(Figure record extracts)
*****

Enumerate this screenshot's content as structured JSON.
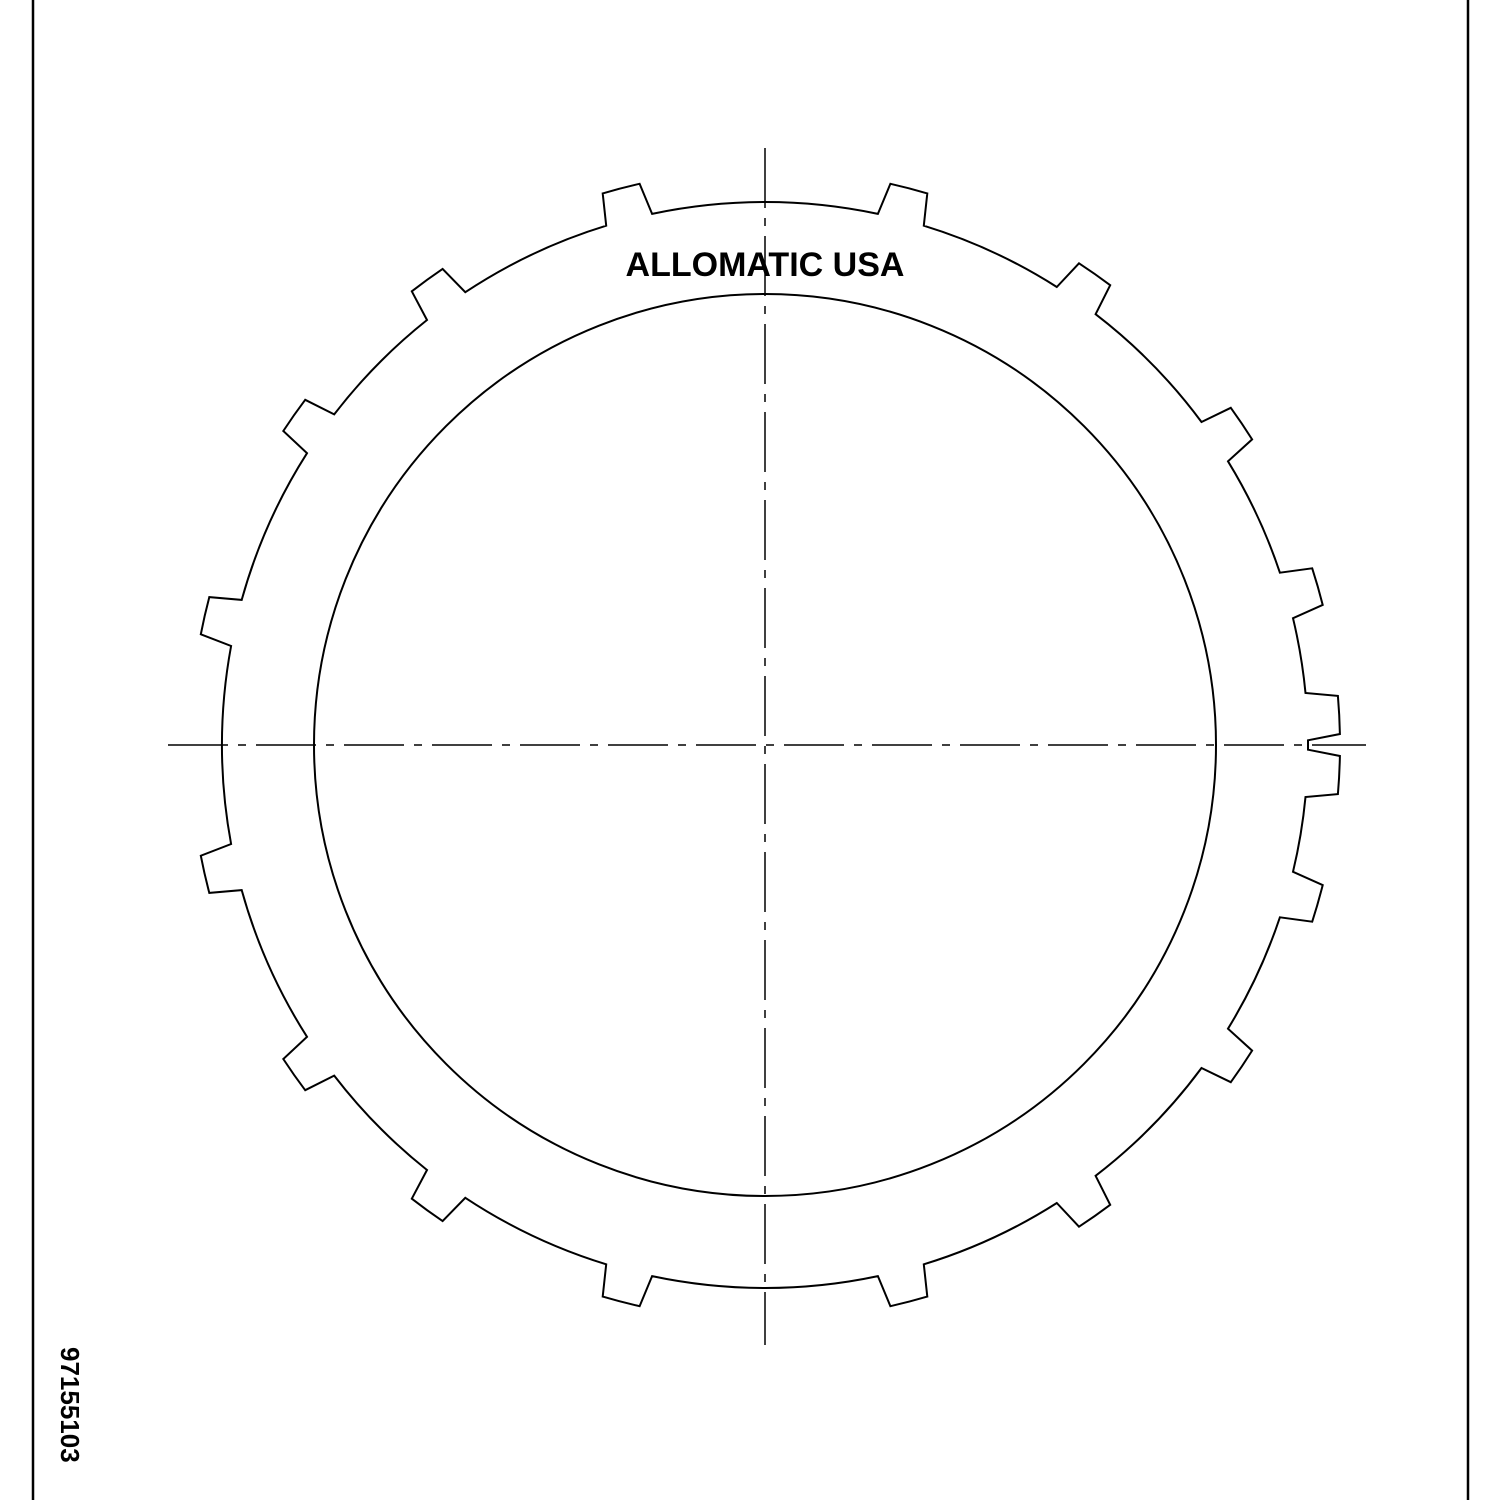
{
  "drawing": {
    "brand_label": "ALLOMATIC USA",
    "part_code": "97155103",
    "line_color": "#000000",
    "background_color": "#ffffff"
  }
}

*****

* _Exercise prompt_
Quote each line of the listing exactly, but leave the pictures out.

* _Final answer_
Enumerate this screenshot's content as structured JSON.
{
  "drawing": {
    "brand_label": "ALLOMATIC USA",
    "part_code": "97155103",
    "line_color": "#000000",
    "background_color": "#ffffff"
  }
}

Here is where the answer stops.